## WHAT TO WORK ON
Give all the lines below again, exactly, with no pictures.

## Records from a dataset

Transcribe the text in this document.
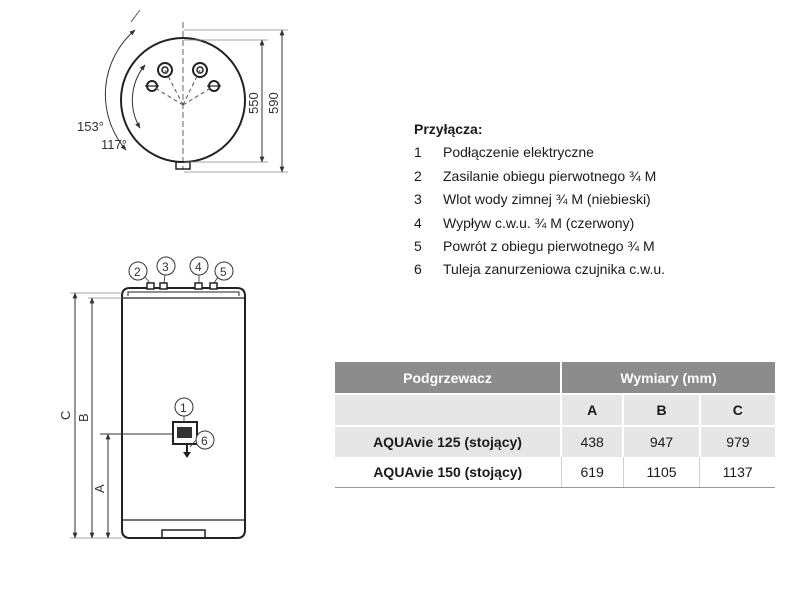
153°
117°
550 590
2 3 4 5
1
6
C B
A
Przyłącza:
1	Podłączenie elektryczne
2	Zasilanie obiegu pierwotnego ¾ M
3	Wlot wody zimnej ¾ M (niebieski)
4	Wypływ c.w.u. ¾ M (czerwony)
5	Powrót z obiegu pierwotnego ¾ M
6	Tuleja zanurzeniowa czujnika c.w.u.
Podgrzewacz	Wymiary (mm)		
	A	B	C
AQUAvie 125 (stojący)	438	947	979
AQUAvie 150 (stojący)	619	1105	1137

## SOLVED EXERCISE
Transcribe the text in this document.
153°
117°
550 590
2 3 4 5
1
6
C B
A
Przyłącza:
1	Podłączenie elektryczne
2	Zasilanie obiegu pierwotnego ¾ M
3	Wlot wody zimnej ¾ M (niebieski)
4	Wypływ c.w.u. ¾ M (czerwony)
5	Powrót z obiegu pierwotnego ¾ M
6	Tuleja zanurzeniowa czujnika c.w.u.
Podgrzewacz	Wymiary (mm)		
	A	B	C
AQUAvie 125 (stojący)	438	947	979
AQUAvie 150 (stojący)	619	1105	1137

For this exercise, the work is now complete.